Exercise instructions
Determine how many lines of the material hold the string "technology" and reply with only that number.

# Dataset records start

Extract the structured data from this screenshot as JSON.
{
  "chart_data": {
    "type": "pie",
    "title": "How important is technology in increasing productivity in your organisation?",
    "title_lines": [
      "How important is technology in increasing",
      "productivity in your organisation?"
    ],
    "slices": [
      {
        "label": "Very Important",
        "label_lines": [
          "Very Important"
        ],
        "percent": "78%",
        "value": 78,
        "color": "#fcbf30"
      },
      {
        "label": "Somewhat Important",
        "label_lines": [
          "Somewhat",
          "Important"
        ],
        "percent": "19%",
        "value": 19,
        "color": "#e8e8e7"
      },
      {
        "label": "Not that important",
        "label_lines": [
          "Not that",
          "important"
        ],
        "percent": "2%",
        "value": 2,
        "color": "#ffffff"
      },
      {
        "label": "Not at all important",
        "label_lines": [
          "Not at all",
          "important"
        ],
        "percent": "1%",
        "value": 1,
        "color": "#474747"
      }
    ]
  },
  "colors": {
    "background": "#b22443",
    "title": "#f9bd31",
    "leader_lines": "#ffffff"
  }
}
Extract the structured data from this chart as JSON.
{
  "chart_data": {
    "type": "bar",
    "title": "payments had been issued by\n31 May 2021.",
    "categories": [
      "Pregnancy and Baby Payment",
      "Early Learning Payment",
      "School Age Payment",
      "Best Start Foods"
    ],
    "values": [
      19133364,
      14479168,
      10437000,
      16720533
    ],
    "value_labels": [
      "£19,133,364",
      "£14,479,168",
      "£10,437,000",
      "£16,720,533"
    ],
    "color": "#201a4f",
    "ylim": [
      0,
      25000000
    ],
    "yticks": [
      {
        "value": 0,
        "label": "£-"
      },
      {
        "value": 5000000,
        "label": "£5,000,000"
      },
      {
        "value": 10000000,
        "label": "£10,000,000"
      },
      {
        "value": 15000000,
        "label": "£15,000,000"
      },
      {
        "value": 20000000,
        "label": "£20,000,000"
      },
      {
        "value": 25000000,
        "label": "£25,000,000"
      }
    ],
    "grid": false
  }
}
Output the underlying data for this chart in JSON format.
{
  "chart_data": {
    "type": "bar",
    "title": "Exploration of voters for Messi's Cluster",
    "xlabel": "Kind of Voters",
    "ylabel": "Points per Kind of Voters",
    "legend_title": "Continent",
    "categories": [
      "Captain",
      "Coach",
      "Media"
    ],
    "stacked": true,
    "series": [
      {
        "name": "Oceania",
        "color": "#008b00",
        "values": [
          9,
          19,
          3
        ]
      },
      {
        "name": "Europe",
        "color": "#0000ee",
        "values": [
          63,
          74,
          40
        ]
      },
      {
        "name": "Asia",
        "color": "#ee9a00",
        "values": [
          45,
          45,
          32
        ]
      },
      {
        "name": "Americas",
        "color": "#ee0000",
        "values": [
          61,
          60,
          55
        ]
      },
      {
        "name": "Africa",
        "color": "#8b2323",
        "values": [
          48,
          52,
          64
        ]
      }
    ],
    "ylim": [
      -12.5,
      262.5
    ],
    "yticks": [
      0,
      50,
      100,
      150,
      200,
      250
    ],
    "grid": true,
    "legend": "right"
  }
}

# Dataset records end

Finished task
2